Extrait du texte:

Le Bureau facultaire de la responsabilité sociale de la Faculté de médecine a déjà de l’expérience en la matière, puisqu’il a commencé à collaborer l’an dernier avec des représentants et représentantes de communautés autochtones, aussi largement sous-représentées, pour désigner des enjeux et proposer des solutions.

Un enjeu occidental

Édouard Kouassi

Puisque la sous-représentation des personnes noires dans les programmes en santé ne se limite évidemment pas à l’Université de Montréal, on a invité l’Université McGill à devenir partenaire du Forum.

«Les deux grandes universités dans le domaine de la médecine et des sciences de la santé de la région de Montréal, une francophone, l’autre anglophone, travailleront donc ensemble et pourront avoir une plus grande portée pour changer les choses», se réjouit Édouard Kouassi.

«Nous voulons briser les silos pour mieux avancer, dit Jean-Michel Leduc. Par exemple, la communauté noire est bien présente à la Faculté des sciences infirmières de l’UdeM. On pourra bénéficier de son expérience.»

L’enjeu de la sous-représentation des personnes noires en médecine et dans les programmes des sciences de la santé touche en fait l’ensemble du monde occidental. Au Canada, l’Université de Toronto a fait preuve de leadership. Tout un travail de sensibilisation est réalisé dans les communautés pour encourager les jeunes à déposer leur candidature en médecine. Également, son Black Student Application Program, un processus parallèle et optionnel d’admission en médecine, a permis de plus que quintupler le nombre d’étudiantes et d’étudiants noirs admis.

«Les personnes noires représentent environ 10 % des étudiantes et étudiants maintenant, ce qui correspond environ à la proportion de gens issus des communautés noires à Toronto, précise le DLeduc. Ce programme comporte les mêmes exigences sur le plan de l’excellence, mais on demande aussi aux candidats de produire un texte sur les raisons qui les ont poussés à déposer leur candidature à travers ce processus et ensuite une entrevue est réalisée en présence de représentants et représentantes des communautés noires.»

Les premiers efforts portent leurs fruits

L’UdeM a aussi entrepris il y a plusieurs années des actions pour augmenter la diversité dans ses programmes en sciences de la santé. Ainsi, le comité Équité et diversité de la Faculté de médecine a créé il y a trois ans des places réservées en médecine à des étudiantes et des étudiants issus de milieux socioéconomiques défavorisés.

«Cette initiative permet l’admission de gens qui, par exemple, doivent travailler, donc qui ne peuvent pas se concentrer à temps plein sur leurs études collégiales, mais qui ont tout de même d’excellents résultats scolaires et de belles qualités personnelles», indique Jean-Michel Leduc.

De plus, en 2018, un partenariat a été établi entre le Projet SEUR (Projet de sensibilisation aux études, à l’université et à la recherche) de l’UdeM et l’Association médicale des personnes de race noire du Québec pour mettre sur pied un programme de mentorat.

«Ces efforts sont récents, il est par conséquent un peu tôt pour mesurer leur portée, mais la situation semble évoluer dans le bon sens», se réjouit le Dr Leduc, qui a commencé à s’intéresser à la représentation des personnes admises au programme en médecine lorsqu’il effectuait sa résidence.

Matériel fourni:
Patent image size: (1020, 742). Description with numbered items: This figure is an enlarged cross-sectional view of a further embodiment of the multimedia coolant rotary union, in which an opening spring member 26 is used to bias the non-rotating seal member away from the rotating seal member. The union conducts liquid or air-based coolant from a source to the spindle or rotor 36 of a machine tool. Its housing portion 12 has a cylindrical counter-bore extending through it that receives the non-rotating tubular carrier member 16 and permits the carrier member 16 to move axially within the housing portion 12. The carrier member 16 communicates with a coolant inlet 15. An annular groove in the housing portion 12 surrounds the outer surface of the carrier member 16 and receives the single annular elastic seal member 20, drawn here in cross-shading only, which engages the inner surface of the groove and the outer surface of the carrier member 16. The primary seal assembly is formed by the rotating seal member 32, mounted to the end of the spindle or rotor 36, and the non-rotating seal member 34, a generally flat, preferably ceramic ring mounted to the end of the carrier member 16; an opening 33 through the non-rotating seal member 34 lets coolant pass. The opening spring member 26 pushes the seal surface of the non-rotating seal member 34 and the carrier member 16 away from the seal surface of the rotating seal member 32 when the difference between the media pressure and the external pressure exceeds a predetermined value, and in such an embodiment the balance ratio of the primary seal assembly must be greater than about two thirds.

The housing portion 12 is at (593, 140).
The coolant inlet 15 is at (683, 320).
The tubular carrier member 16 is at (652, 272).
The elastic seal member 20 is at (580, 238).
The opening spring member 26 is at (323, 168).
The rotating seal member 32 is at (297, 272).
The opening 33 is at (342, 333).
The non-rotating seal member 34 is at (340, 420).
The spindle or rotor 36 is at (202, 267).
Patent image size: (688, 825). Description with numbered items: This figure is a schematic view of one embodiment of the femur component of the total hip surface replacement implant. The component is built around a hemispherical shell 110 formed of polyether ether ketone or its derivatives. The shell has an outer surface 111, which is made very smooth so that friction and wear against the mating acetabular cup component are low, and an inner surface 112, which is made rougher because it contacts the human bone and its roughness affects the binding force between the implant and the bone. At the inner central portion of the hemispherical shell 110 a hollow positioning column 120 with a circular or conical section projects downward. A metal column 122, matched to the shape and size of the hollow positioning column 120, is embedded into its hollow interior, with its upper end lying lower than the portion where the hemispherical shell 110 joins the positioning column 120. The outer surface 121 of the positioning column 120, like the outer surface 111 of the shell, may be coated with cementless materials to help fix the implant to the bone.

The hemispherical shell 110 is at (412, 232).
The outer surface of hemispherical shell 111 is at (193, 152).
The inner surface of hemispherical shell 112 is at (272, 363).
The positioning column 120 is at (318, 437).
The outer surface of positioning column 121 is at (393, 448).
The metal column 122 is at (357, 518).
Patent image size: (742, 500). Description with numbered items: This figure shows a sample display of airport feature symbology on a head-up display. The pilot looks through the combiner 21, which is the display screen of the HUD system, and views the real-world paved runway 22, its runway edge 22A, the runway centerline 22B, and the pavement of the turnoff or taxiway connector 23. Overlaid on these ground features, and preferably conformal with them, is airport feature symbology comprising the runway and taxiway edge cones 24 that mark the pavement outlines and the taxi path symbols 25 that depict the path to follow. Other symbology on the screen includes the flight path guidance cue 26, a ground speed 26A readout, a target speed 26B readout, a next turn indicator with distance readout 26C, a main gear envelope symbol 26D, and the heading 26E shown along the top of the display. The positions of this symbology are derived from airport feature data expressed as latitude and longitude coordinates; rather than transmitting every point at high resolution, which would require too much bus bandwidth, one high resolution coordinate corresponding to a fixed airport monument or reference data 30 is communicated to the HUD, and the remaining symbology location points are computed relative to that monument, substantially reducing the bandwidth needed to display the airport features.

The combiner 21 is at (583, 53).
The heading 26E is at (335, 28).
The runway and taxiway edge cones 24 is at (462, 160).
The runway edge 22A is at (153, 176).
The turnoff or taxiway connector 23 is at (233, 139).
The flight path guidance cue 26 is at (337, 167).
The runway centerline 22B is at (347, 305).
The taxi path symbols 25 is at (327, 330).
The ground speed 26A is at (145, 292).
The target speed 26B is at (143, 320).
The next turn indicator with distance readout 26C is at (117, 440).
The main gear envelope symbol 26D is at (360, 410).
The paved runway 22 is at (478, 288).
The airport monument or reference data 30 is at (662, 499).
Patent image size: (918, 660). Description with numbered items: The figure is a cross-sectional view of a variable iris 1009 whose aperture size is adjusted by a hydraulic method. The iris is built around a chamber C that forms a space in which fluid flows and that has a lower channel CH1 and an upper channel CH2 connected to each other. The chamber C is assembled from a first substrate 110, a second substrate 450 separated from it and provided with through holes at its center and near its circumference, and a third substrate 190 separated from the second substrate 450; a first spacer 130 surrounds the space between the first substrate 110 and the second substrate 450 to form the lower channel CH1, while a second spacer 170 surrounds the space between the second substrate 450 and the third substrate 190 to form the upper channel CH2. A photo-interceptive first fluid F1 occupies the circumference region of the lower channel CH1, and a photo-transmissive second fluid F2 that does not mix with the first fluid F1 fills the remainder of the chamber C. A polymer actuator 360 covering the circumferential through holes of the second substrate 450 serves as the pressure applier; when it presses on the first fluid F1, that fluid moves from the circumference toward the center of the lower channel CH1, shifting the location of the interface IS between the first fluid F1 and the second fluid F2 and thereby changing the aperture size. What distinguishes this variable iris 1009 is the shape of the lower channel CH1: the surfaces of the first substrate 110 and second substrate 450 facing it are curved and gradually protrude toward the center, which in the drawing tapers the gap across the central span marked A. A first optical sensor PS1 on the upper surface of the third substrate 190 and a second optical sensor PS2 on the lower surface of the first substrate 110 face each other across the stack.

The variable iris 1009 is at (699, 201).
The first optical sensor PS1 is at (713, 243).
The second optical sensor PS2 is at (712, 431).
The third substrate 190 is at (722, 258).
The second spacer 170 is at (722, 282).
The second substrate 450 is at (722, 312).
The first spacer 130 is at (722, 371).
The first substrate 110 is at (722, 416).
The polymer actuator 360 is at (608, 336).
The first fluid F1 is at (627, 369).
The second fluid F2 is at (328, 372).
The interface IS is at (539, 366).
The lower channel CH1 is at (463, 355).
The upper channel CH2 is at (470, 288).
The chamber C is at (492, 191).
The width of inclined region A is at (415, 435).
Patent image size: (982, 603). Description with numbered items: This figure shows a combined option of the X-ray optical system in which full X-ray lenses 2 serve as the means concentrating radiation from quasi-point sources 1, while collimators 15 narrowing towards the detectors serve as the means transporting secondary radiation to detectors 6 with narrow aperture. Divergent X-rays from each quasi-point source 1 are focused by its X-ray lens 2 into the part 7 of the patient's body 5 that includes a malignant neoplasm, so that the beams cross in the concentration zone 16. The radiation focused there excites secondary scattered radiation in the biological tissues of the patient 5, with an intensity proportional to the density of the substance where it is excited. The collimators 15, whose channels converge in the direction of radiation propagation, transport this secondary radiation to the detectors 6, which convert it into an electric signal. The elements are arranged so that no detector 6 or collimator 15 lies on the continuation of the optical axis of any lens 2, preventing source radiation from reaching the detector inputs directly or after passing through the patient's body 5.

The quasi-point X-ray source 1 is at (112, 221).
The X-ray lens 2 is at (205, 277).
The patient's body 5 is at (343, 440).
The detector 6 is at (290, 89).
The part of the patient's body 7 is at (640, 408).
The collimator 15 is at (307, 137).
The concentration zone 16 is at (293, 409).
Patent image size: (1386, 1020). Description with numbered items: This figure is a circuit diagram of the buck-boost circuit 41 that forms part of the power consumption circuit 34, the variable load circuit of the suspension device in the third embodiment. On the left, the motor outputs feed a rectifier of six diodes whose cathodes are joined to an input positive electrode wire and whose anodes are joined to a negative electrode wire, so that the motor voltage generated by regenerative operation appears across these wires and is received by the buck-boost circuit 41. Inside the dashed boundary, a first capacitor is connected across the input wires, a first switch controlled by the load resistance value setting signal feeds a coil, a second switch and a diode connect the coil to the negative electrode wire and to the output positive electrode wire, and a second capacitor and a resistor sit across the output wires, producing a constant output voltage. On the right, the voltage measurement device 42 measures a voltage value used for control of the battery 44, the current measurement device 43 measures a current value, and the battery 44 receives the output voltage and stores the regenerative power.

Consigne: Dans le texte sur la sous-représentation des personnes noires dans les programmes en santé, quelle université a-t-on invitée à devenir partenaire du Forum ?

Corrigé: L'Université McGill.